Return every entry exactly as written.

* Start *

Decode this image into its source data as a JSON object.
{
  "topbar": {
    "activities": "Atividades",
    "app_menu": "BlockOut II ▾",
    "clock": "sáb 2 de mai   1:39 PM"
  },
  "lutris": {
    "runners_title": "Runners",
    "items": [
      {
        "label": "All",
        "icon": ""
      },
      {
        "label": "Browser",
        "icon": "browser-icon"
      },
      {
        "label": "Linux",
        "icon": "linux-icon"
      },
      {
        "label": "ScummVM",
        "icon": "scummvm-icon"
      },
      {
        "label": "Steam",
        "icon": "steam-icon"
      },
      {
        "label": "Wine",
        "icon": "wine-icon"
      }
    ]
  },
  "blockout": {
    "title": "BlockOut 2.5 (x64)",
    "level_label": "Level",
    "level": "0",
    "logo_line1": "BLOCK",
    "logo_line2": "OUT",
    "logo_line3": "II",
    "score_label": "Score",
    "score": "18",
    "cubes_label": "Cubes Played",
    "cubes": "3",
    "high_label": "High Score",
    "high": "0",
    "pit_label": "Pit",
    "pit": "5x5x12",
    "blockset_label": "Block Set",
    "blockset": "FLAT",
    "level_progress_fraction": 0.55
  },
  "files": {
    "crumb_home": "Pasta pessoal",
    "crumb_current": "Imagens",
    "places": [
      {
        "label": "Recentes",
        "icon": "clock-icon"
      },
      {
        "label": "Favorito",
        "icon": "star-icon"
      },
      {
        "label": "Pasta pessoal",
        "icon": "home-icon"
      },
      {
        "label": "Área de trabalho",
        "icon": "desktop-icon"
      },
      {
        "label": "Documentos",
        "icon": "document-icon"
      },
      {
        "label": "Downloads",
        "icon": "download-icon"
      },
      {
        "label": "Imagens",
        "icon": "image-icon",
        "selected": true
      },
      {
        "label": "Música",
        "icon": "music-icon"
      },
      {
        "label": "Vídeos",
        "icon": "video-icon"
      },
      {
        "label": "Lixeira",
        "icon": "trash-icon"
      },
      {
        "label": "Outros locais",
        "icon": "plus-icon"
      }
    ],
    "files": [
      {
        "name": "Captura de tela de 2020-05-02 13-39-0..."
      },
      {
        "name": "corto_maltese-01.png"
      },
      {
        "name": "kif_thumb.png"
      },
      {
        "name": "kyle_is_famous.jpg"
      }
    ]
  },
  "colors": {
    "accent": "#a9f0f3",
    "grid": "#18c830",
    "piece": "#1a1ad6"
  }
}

* End *

Exercise result –
Decode this image into its source data as a JSON object.
{
  "topbar": {
    "activities": "Atividades",
    "app_menu": "BlockOut II ▾",
    "clock": "sáb 2 de mai   1:39 PM"
  },
  "lutris": {
    "runners_title": "Runners",
    "items": [
      {
        "label": "All",
        "icon": ""
      },
      {
        "label": "Browser",
        "icon": "browser-icon"
      },
      {
        "label": "Linux",
        "icon": "linux-icon"
      },
      {
        "label": "ScummVM",
        "icon": "scummvm-icon"
      },
      {
        "label": "Steam",
        "icon": "steam-icon"
      },
      {
        "label": "Wine",
        "icon": "wine-icon"
      }
    ]
  },
  "blockout": {
    "title": "BlockOut 2.5 (x64)",
    "level_label": "Level",
    "level": "0",
    "logo_line1": "BLOCK",
    "logo_line2": "OUT",
    "logo_line3": "II",
    "score_label": "Score",
    "score": "18",
    "cubes_label": "Cubes Played",
    "cubes": "3",
    "high_label": "High Score",
    "high": "0",
    "pit_label": "Pit",
    "pit": "5x5x12",
    "blockset_label": "Block Set",
    "blockset": "FLAT",
    "level_progress_fraction": 0.55
  },
  "files": {
    "crumb_home": "Pasta pessoal",
    "crumb_current": "Imagens",
    "places": [
      {
        "label": "Recentes",
        "icon": "clock-icon"
      },
      {
        "label": "Favorito",
        "icon": "star-icon"
      },
      {
        "label": "Pasta pessoal",
        "icon": "home-icon"
      },
      {
        "label": "Área de trabalho",
        "icon": "desktop-icon"
      },
      {
        "label": "Documentos",
        "icon": "document-icon"
      },
      {
        "label": "Downloads",
        "icon": "download-icon"
      },
      {
        "label": "Imagens",
        "icon": "image-icon",
        "selected": true
      },
      {
        "label": "Música",
        "icon": "music-icon"
      },
      {
        "label": "Vídeos",
        "icon": "video-icon"
      },
      {
        "label": "Lixeira",
        "icon": "trash-icon"
      },
      {
        "label": "Outros locais",
        "icon": "plus-icon"
      }
    ],
    "files": [
      {
        "name": "Captura de tela de 2020-05-02 13-39-0..."
      },
      {
        "name": "corto_maltese-01.png"
      },
      {
        "name": "kif_thumb.png"
      },
      {
        "name": "kyle_is_famous.jpg"
      }
    ]
  },
  "colors": {
    "accent": "#a9f0f3",
    "grid": "#18c830",
    "piece": "#1a1ad6"
  }
}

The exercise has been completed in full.